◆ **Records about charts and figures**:
----
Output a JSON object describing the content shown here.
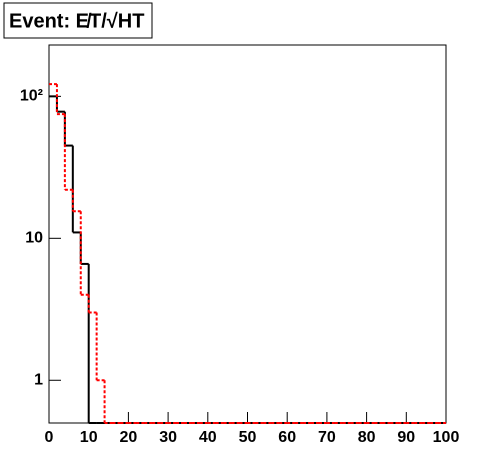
{
  "chart_data": {
    "type": "histogram",
    "title": "Event: E̸T/√HT",
    "bins": [
      0,
      2,
      4,
      6,
      8,
      10,
      12,
      14,
      16,
      18,
      20,
      22,
      24,
      26,
      28,
      30,
      32,
      34,
      36,
      38,
      40,
      42,
      44,
      46,
      48,
      50,
      52,
      54,
      56,
      58,
      60,
      62,
      64,
      66,
      68,
      70,
      72,
      74,
      76,
      78,
      80,
      82,
      84,
      86,
      88,
      90,
      92,
      94,
      96,
      98,
      100
    ],
    "series": [
      {
        "color": "#000000",
        "values": [
          100,
          78,
          45,
          11,
          6.6,
          0,
          0,
          0,
          0,
          0,
          0,
          0,
          0,
          0,
          0,
          0,
          0,
          0,
          0,
          0,
          0,
          0,
          0,
          0,
          0,
          0,
          0,
          0,
          0,
          0,
          0,
          0,
          0,
          0,
          0,
          0,
          0,
          0,
          0,
          0,
          0,
          0,
          0,
          0,
          0,
          0,
          0,
          0,
          0,
          0
        ]
      },
      {
        "color": "#ff0000",
        "values": [
          122,
          75,
          22,
          15.5,
          4,
          3,
          1,
          0,
          0,
          0,
          0,
          0,
          0,
          0,
          0,
          0,
          0,
          0,
          0,
          0,
          0,
          0,
          0,
          0,
          0,
          0,
          0,
          0,
          0,
          0,
          0,
          0,
          0,
          0,
          0,
          0,
          0,
          0,
          0,
          0,
          0,
          0,
          0,
          0,
          0,
          0,
          0,
          0,
          0,
          0
        ]
      }
    ],
    "xlim": [
      0,
      100
    ],
    "xticks": [
      0,
      10,
      20,
      30,
      40,
      50,
      60,
      70,
      80,
      90,
      100
    ],
    "ylim": [
      0.5,
      230
    ],
    "yticks": [
      1,
      10,
      {
        "value": 100,
        "label": "10²"
      }
    ],
    "log_y": true
  }
}
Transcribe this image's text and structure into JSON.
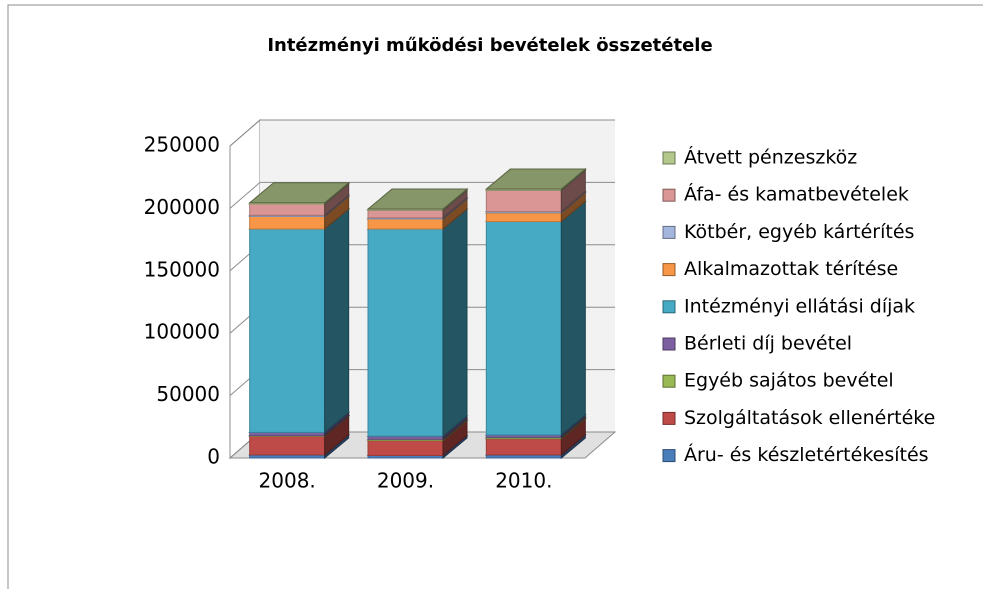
{
  "chart_data": {
    "type": "bar3d_stacked",
    "title": "Intézményi működési bevételek összetétele",
    "categories": [
      "2008.",
      "2009.",
      "2010."
    ],
    "ylim": [
      0,
      250000
    ],
    "yticks": [
      0,
      50000,
      100000,
      150000,
      200000,
      250000
    ],
    "grid": true,
    "legend": "right",
    "series": [
      {
        "name": "Áru- és készletértékesítés",
        "color": "#4a7ebb",
        "values": [
          2500,
          2000,
          2500
        ]
      },
      {
        "name": "Szolgáltatások ellenértéke",
        "color": "#be4b48",
        "values": [
          15000,
          12000,
          13000
        ]
      },
      {
        "name": "Egyéb sajátos bevétel",
        "color": "#98b954",
        "values": [
          500,
          1000,
          1000
        ]
      },
      {
        "name": "Bérleti díj bevétel",
        "color": "#7d60a0",
        "values": [
          2500,
          2500,
          2000
        ]
      },
      {
        "name": "Intézményi ellátási díjak",
        "color": "#46aac5",
        "values": [
          163000,
          166000,
          171000
        ]
      },
      {
        "name": "Alkalmazottak térítése",
        "color": "#f79646",
        "values": [
          10000,
          8000,
          7000
        ]
      },
      {
        "name": "Kötbér, egyéb kártérítés",
        "color": "#a5b6dc",
        "values": [
          1000,
          1000,
          1000
        ]
      },
      {
        "name": "Áfa- és kamatbevételek",
        "color": "#d99694",
        "values": [
          9000,
          6000,
          17000
        ]
      },
      {
        "name": "Átvett pénzeszköz",
        "color": "#b3c88a",
        "values": [
          1000,
          1000,
          1000
        ]
      }
    ]
  }
}
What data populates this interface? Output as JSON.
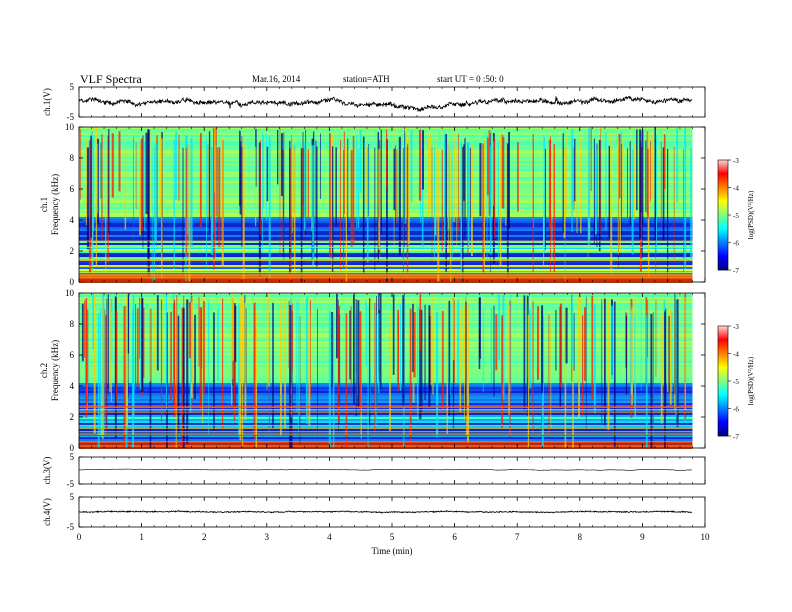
{
  "header": {
    "title": "VLF  Spectra",
    "date": "Mar.16, 2014",
    "station": "station=ATH",
    "start": "start  UT  =    0 :50: 0"
  },
  "chart_data": [
    {
      "type": "line",
      "ylabel": "ch.1(V)",
      "ylim": [
        -5,
        5
      ],
      "y_ticklabels": [
        "5",
        "-5"
      ],
      "description_values": {
        "baseline": 0.2,
        "noise_amp": 1.2
      }
    },
    {
      "type": "heatmap",
      "ylabel_channel": "ch.1",
      "ylabel": "Frequency (kHz)",
      "ylim": [
        0,
        10
      ],
      "y_ticks": [
        0,
        2,
        4,
        6,
        8,
        10
      ],
      "colorbar": {
        "label": "log(PSD)(V²/Hz)",
        "range": [
          -7,
          -3
        ],
        "ticks": [
          "-3",
          "-4",
          "-5",
          "-6",
          "-7"
        ]
      }
    },
    {
      "type": "heatmap",
      "ylabel_channel": "ch.2",
      "ylabel": "Frequency (kHz)",
      "ylim": [
        0,
        10
      ],
      "y_ticks": [
        0,
        2,
        4,
        6,
        8,
        10
      ],
      "colorbar": {
        "label": "log(PSD)(V²/Hz)",
        "range": [
          -7,
          -3
        ],
        "ticks": [
          "-3",
          "-4",
          "-5",
          "-6",
          "-7"
        ]
      }
    },
    {
      "type": "line",
      "ylabel": "ch.3(V)",
      "ylim": [
        -5,
        5
      ],
      "y_ticklabels": [
        "5",
        "-5"
      ],
      "description_values": {
        "baseline": 0.3,
        "noise_amp": 0.05
      }
    },
    {
      "type": "line",
      "ylabel": "ch.4(V)",
      "ylim": [
        -5,
        5
      ],
      "y_ticklabels": [
        "5",
        "-5"
      ],
      "description_values": {
        "baseline": 0.0,
        "noise_amp": 0.35
      }
    }
  ],
  "x_axis": {
    "label": "Time (min)",
    "ticks": [
      "0",
      "1",
      "2",
      "3",
      "4",
      "5",
      "6",
      "7",
      "8",
      "9",
      "10"
    ],
    "range": [
      0,
      10
    ],
    "data_end": 9.8
  }
}
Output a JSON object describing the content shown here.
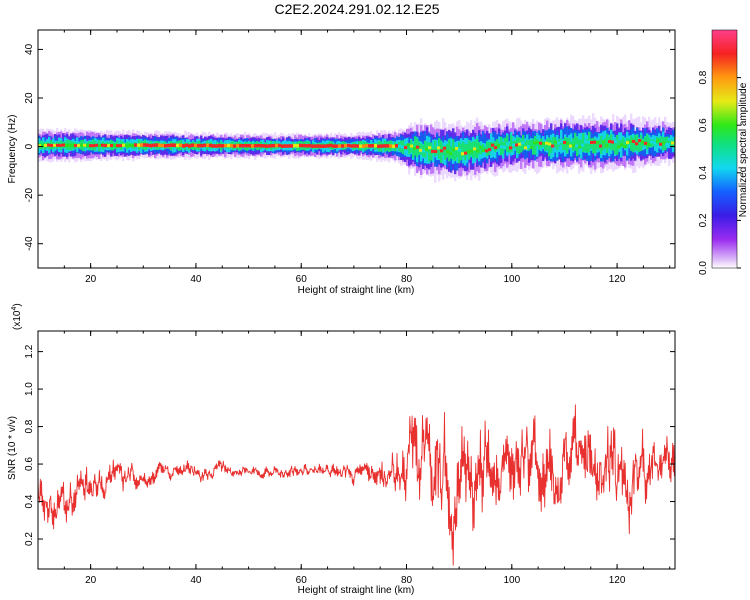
{
  "figure": {
    "title": "C2E2.2024.291.02.12.E25"
  },
  "chart_data": [
    {
      "type": "heatmap",
      "xlabel": "Height of straight line (km)",
      "ylabel": "Frequency (Hz)",
      "xlim": [
        10,
        131
      ],
      "ylim": [
        -50,
        48
      ],
      "x_ticks": [
        20,
        40,
        60,
        80,
        100,
        120
      ],
      "y_ticks": [
        -40,
        -20,
        0,
        20,
        40
      ],
      "colorbar": {
        "label": "Normalized spectral amplitude",
        "range": [
          0,
          1
        ],
        "ticks": [
          "0.0",
          "0.2",
          "0.4",
          "0.6",
          "0.8"
        ],
        "colormap": "rainbow (purple-blue-cyan-green-yellow-orange-red-pink)"
      },
      "band_profile": [
        {
          "x": 10,
          "center": 0.5,
          "halfwidth": 4
        },
        {
          "x": 30,
          "center": 0.5,
          "halfwidth": 3.5
        },
        {
          "x": 50,
          "center": 0.3,
          "halfwidth": 3
        },
        {
          "x": 70,
          "center": 0.3,
          "halfwidth": 3
        },
        {
          "x": 78,
          "center": 0.2,
          "halfwidth": 4
        },
        {
          "x": 82,
          "center": -1,
          "halfwidth": 7
        },
        {
          "x": 90,
          "center": -2,
          "halfwidth": 7
        },
        {
          "x": 100,
          "center": 0.5,
          "halfwidth": 6
        },
        {
          "x": 110,
          "center": 1,
          "halfwidth": 6.5
        },
        {
          "x": 120,
          "center": 1,
          "halfwidth": 6.5
        },
        {
          "x": 131,
          "center": 2,
          "halfwidth": 5
        }
      ]
    },
    {
      "type": "line",
      "xlabel": "Height of straight line (km)",
      "ylabel": "SNR (10 * v/v)",
      "y_scale_label": "(x10",
      "y_scale_exponent": "4",
      "y_scale_close": ")",
      "xlim": [
        10,
        131
      ],
      "ylim": [
        0.04,
        1.31
      ],
      "x_ticks": [
        20,
        40,
        60,
        80,
        100,
        120
      ],
      "y_ticks": [
        "0.2",
        "0.4",
        "0.6",
        "0.8",
        "1.0",
        "1.2"
      ],
      "series": [
        {
          "color": "#e8302f",
          "envelope": [
            {
              "x": 10,
              "mean": 0.45,
              "spread": 0.17
            },
            {
              "x": 15,
              "mean": 0.46,
              "spread": 0.16
            },
            {
              "x": 20,
              "mean": 0.48,
              "spread": 0.14
            },
            {
              "x": 25,
              "mean": 0.51,
              "spread": 0.1
            },
            {
              "x": 30,
              "mean": 0.54,
              "spread": 0.07
            },
            {
              "x": 40,
              "mean": 0.56,
              "spread": 0.05
            },
            {
              "x": 50,
              "mean": 0.56,
              "spread": 0.04
            },
            {
              "x": 60,
              "mean": 0.56,
              "spread": 0.04
            },
            {
              "x": 68,
              "mean": 0.55,
              "spread": 0.05
            },
            {
              "x": 72,
              "mean": 0.55,
              "spread": 0.08
            },
            {
              "x": 78,
              "mean": 0.57,
              "spread": 0.14
            },
            {
              "x": 82,
              "mean": 0.6,
              "spread": 0.3
            },
            {
              "x": 90,
              "mean": 0.6,
              "spread": 0.4
            },
            {
              "x": 100,
              "mean": 0.6,
              "spread": 0.26
            },
            {
              "x": 110,
              "mean": 0.58,
              "spread": 0.3
            },
            {
              "x": 120,
              "mean": 0.58,
              "spread": 0.3
            },
            {
              "x": 131,
              "mean": 0.55,
              "spread": 0.18
            }
          ]
        }
      ]
    }
  ]
}
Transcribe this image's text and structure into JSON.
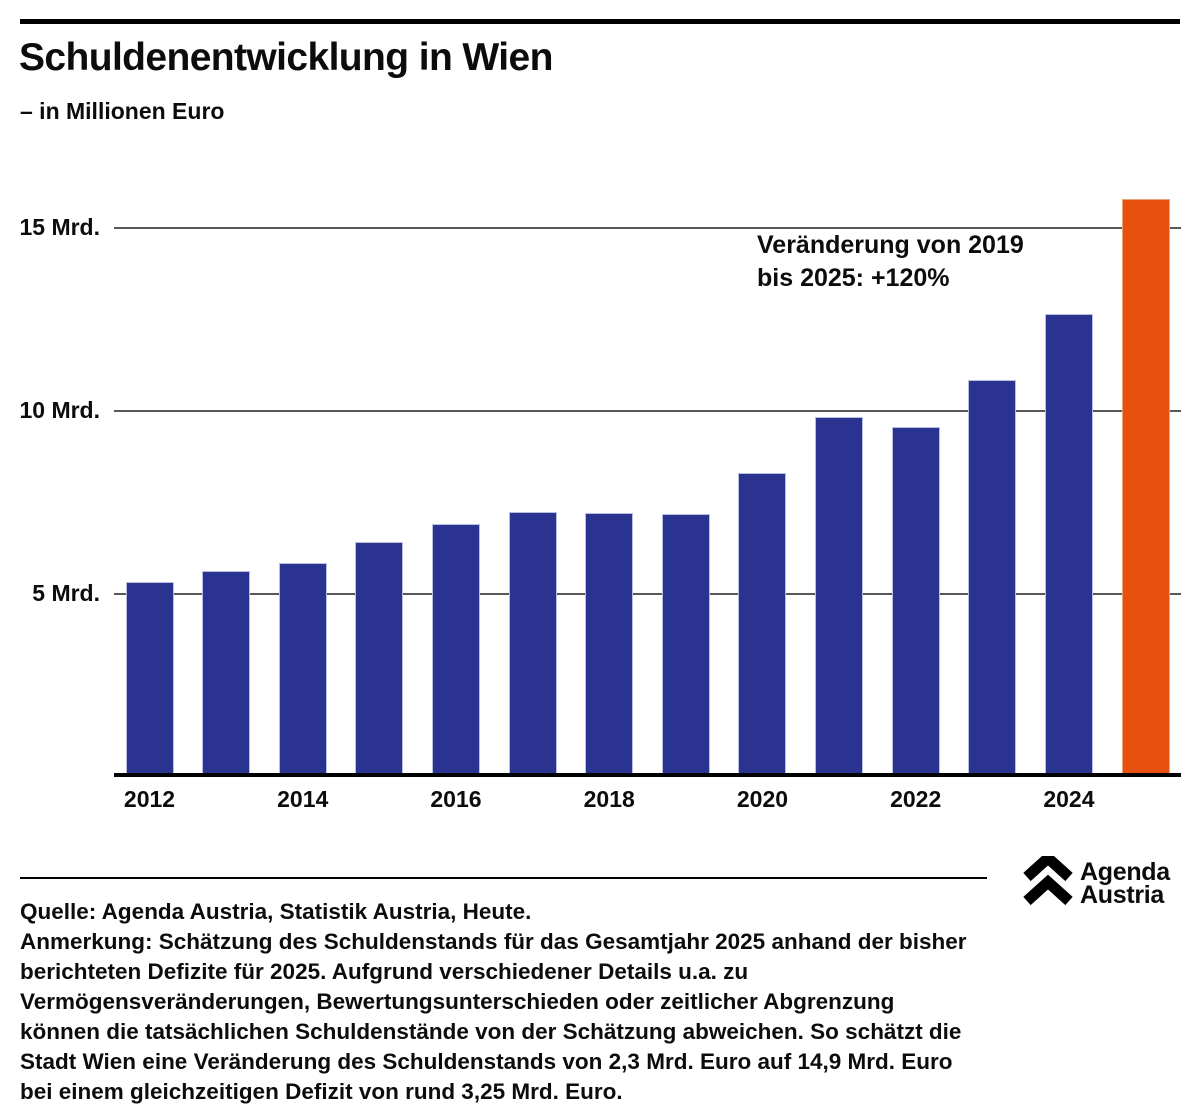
----
◆ **What you have to do**: Using the records above, list each line that includes "Intézményi".

◆ **Reply**:
    "title": "Intézményi működési bevételek összetétele",
        "name": "Intézményi ellátási díjak",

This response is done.